## Task prompt
Search the listing below for the string "number" and show each line that contains it.

═══ Record set

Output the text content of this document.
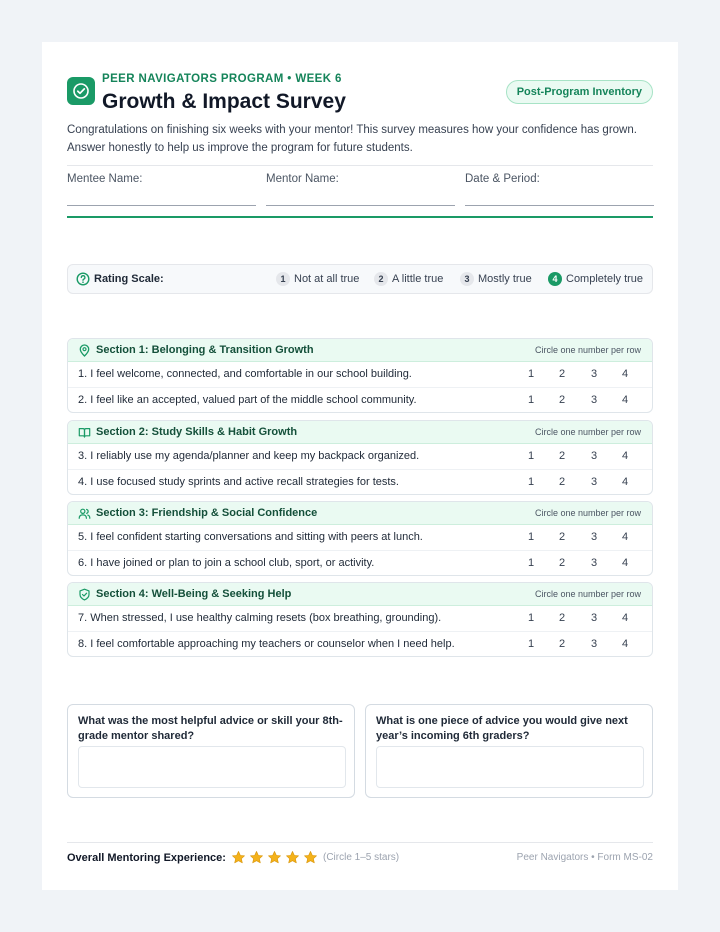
PEER NAVIGATORS PROGRAM • WEEK 6
Growth & Impact Survey	Post-Program Inventory
Congratulations on finishing six weeks with your mentor! This survey measures how your confidence has grown. Answer honestly to help us improve the program for future students.
Mentee Name:	Mentor Name:	Date & Period:
Rating Scale:	1 Not at all true	2 A little true	3 Mostly true	4 Completely true
Section 1: Belonging & Transition Growth	Circle one number per row
1. I feel welcome, connected, and comfortable in our school building.	1	2	3	4
2. I feel like an accepted, valued part of the middle school community.	1	2	3	4
Section 2: Study Skills & Habit Growth	Circle one number per row
3. I reliably use my agenda/planner and keep my backpack organized.	1	2	3	4
4. I use focused study sprints and active recall strategies for tests.	1	2	3	4
Section 3: Friendship & Social Confidence	Circle one number per row
5. I feel confident starting conversations and sitting with peers at lunch.	1	2	3	4
6. I have joined or plan to join a school club, sport, or activity.	1	2	3	4
Section 4: Well-Being & Seeking Help	Circle one number per row
7. When stressed, I use healthy calming resets (box breathing, grounding).	1	2	3	4
8. I feel comfortable approaching my teachers or counselor when I need help.	1	2	3	4
What was the most helpful advice or skill your 8th-grade mentor shared?
What is one piece of advice you would give next year’s incoming 6th graders?
Overall Mentoring Experience:	(Circle 1–5 stars)	Peer Navigators • Form MS-02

══════

## Response
Section 1: Belonging & Transition Growth	Circle one number per row
Section 2: Study Skills & Habit Growth	Circle one number per row
Section 3: Friendship & Social Confidence	Circle one number per row
Section 4: Well-Being & Seeking Help	Circle one number per row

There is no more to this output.